■ Kutipan Terpilih
===

🌍 BimbinganIslam.com
👤 Ustadz Fauzan ST, MA
📗 Matan Abu Syuja
📝 Ahmad bin Al-Husain bin Ahmad Al-Asfahāniy (Imam Abū Syujā’)
بسم الله الرحمن الرحيم
السلام عليكم ورحمة الله وبركاته
الحمد لله والصلاة والسلام على رسول الله وبعد
Para sahabat Bimbingan Islām yang dirahmati oleh Allāh Subhānahu wa Ta’āla.
Kita memasuki halaqah yang ke-60 dan masuk pada fasal berikutnya tentang fiqih Shalāt Jum’at.
قال المؤلف رحمه الله
Berkata penulis rahimahullāh:
وشرائط وجوب الجمعة سبعة أشياء
Dan syarat wujūbnya (wajibnya) shalāt ada tujuh macam.

===

■ Data Tersimpan

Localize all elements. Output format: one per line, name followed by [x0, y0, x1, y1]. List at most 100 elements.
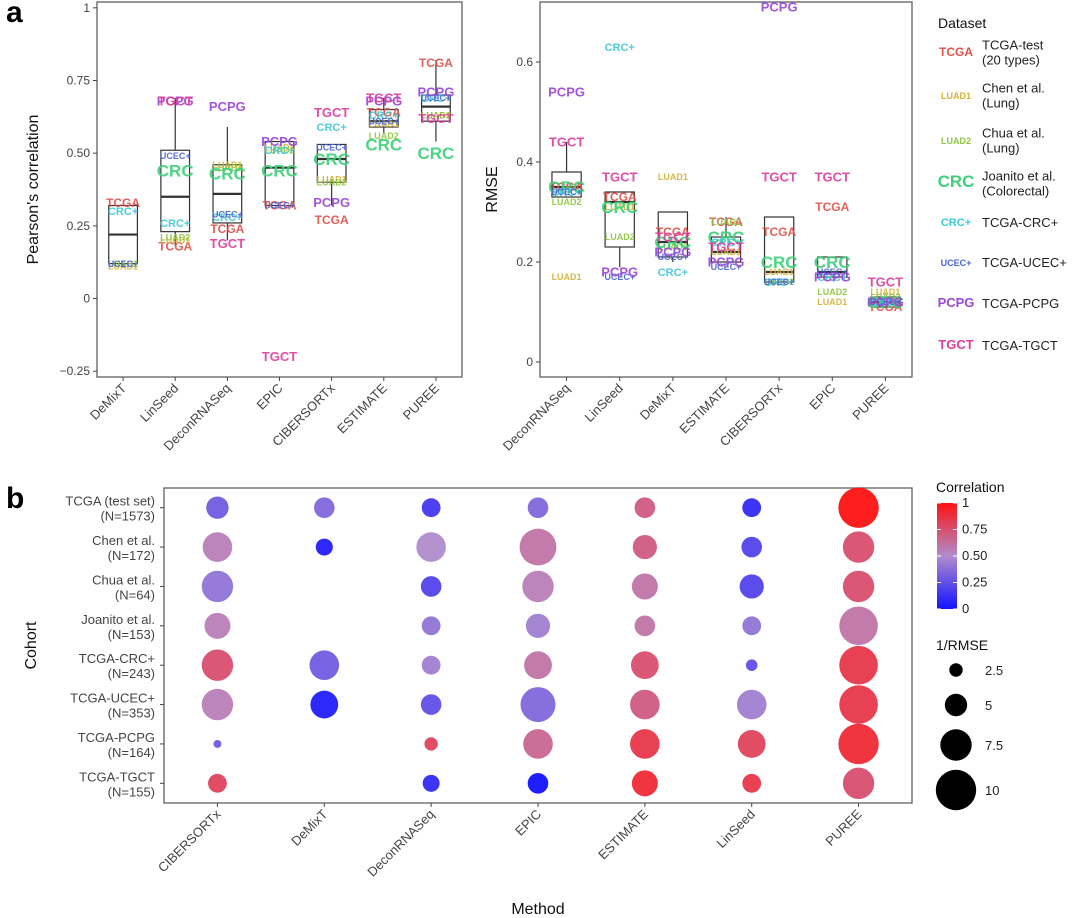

===

Salin kata demi kata bagian kutipan tentang shalat Jumat, dari "بسم الله الرحمن" sampai "fiqih Shalāt Jum’at.".

بسم الله الرحمن الرحيم
السلام عليكم ورحمة الله وبركاته
الحمد لله والصلاة والسلام على رسول الله وبعد
Para sahabat Bimbingan Islām yang dirahmati oleh Allāh Subhānahu wa Ta’āla.
Kita memasuki halaqah yang ke-60 dan masuk pada fasal berikutnya tentang fiqih Shalāt Jum’at.